- PROBLEMA A RESOLVER
Repita literalmente a parte do texto sobre os grupos escolares em Montes Claros que vai de "O recorte temporal" até "seu prédio próprio.", incluindo essas palavras.

#### TRECHO PARA LEITURA ####

O recorte temporal do estudo foi estabelecido nas primeiras décadas do século XX, entre os anos de 1909 à 1938. A definição deste período se inicia com o ano de criação do Grupo Escolar Gonçalves Chaves e finaliza uma década após a instalação do grupo em seu prédio próprio.

Discutir cultura de alfabetização no âmbito dos grupos escolares é uma tarefa duplamente relevante. De um lado encontra-se a centralidade da alfabetização e, de outro, o lugar de destaque ocupado pelos grupos escolares que, em Minas Gerais, foram instalados a partir de 1906. De acordo com Gil e Caldeira (2011), a partir dos discursos sobre a organização escolar do final do século XIX e início do século XX em Minas Gerais, é flagrante a tentativa de desqualificar um modo de ordenamento das instituições educativas, formadas na sua maioria por escolas isoladas para, em seguida, enaltecer a reforma da escola mineira que se deseja implementar por meio dos grupos escolares. Ainda para os autores, é notório o discurso de que algumas categorias são instauradas e enaltecidas enquanto outras são desqualificadas e descartadas.

Em Minas Gerais, os primeiros grupos escolares foram instalados em Belo Horizonte, a capital do Estado, a partir de 1906. O governo mineiro, que em João Pinheiro como dirigente, assume a opção de investir na instrução primária no âmbito dos grupos escolares e expande esse modelo educacional a outras regiões. Apesar de ser uma cidade do interior, Montes Claros não ficou a margem deste debate e das mudanças em curso. Esse processo é iniciado na região norte mineira, pelo Decreto Estadual Nº 2352 de 05 de janeiro de 1909, que:

Crea o grupo escolar da cidade de Montes Claros

O vice-Presidente do Estado de Minas Gerais, de conformidade com o disposto no art. 22, combinado com o art. 45 do regulamento que baixou com o dec. n. 1960, de 16 de dezembro de 1906, resolve crear o grupo escolar da cidade de Montes Claros.

#### REGISTROS FORNECIDOS ####

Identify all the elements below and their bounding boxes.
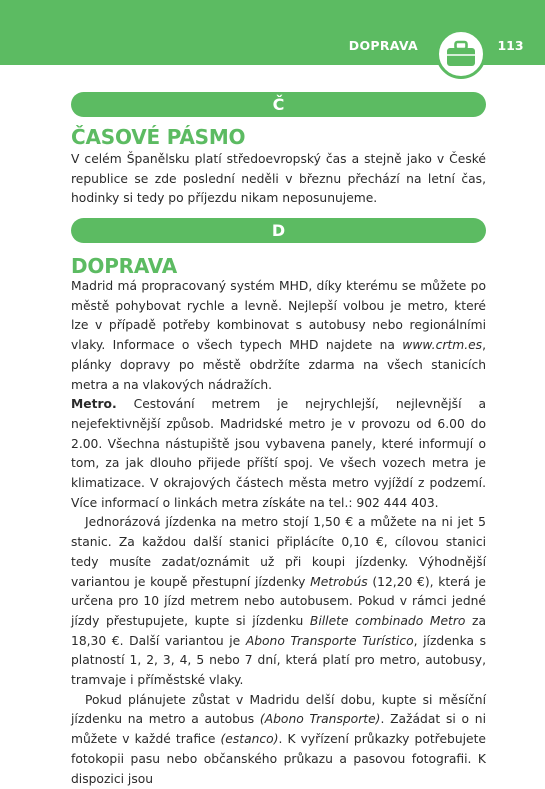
monthly-pass-paragraph: Pokud plánujete zůstat v Madridu delší dobu, kupte si měsíční jízdenku na metro a autobus (Abono Transporte). Zažádat si o ni můžete v každé trafice (estanco). K vyřízení průkazky potřebujete fotokopii pasu nebo občanského průkazu a pasovou fotografii. K dispozici jsou [71,692,486,786]
crtm-link[interactable]: www.crtm.es [402,338,483,353]
section-title-time-zone: ČASOVÉ PÁSMO [71,125,246,149]
metro-paragraph: Metro. Cestování metrem je nejrychlejší, nejlevnější a nejefektivnější způsob. Madridské metro je v provozu od 6.00 do 2.00. Všechna nástupiště jsou vybavena panely, které informují o tom, za jak dlouho přijede příští spoj. Ve všech vozech metra je klimatizace. V okrajových částech města metro vyjíždí z podzemí. Více informací o linkách metra získáte na tel.: 902 444 403. [71,397,486,510]
letter-bar-c: Č [71,92,486,117]
transport-body [71,277,486,789]
tickets-paragraph: Jednorázová jízdenka na metro stojí 1,50 € a můžete na ni jet 5 stanic. Za každou další stanici připlácíte 0,10 €, cílovou stanici tedy musíte zadat/oznámit už při koupi jízdenky. Výhodnější variantou je koupě přestupní jízdenky Metrobús (12,20 €), která je určena pro 10 jízd metrem nebo autobusem. Pokud v rámci jedné jízdy přestupujete, kupte si jízdenku Billete combinado Metro za 18,30 €. Další variantou je Abono Transporte Turístico, jízdenka s platností 1, 2, 3, 4, 5 nebo 7 dní, která platí pro metro, autobusy, tramvaje i příměstské vlaky. [71,515,486,688]
transport-intro-paragraph: Madrid má propracovaný systém MHD, díky kterému se můžete po městě pohybovat rychle a levně. Nejlepší volbou je metro, které lze v případě potřeby kombinovat s autobusy nebo regionálními vlaky. Informace o všech typech MHD najdete na www.crtm.es, plánky dopravy po městě obdržíte zdarma na všech stanicích metra a na vlakových nádražích. [71,279,486,392]
letter-bar-d: D [71,218,486,243]
running-head: DOPRAVA [348,38,418,53]
time-zone-paragraph: V celém Španělsku platí středoevropský čas a stejně jako v České republice se zde poslední neděli v březnu přechází na letní čas, hodinky si tedy po příjezdu nikam neposunujeme. [71,152,486,206]
section-title-transport: DOPRAVA [71,254,177,278]
suitcase-icon [446,40,476,68]
chapter-badge [436,29,486,79]
metro-lead: Metro. [71,397,117,412]
page-number: 113 [497,38,524,53]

####

- SOLUÇÃO DO PROBLEMA
O recorte temporal do estudo foi estabelecido nas primeiras décadas do século XX, entre os anos de 1909 à 1938. A definição deste período se inicia com o ano de criação do Grupo Escolar Gonçalves Chaves e finaliza uma década após a instalação do grupo em seu prédio próprio.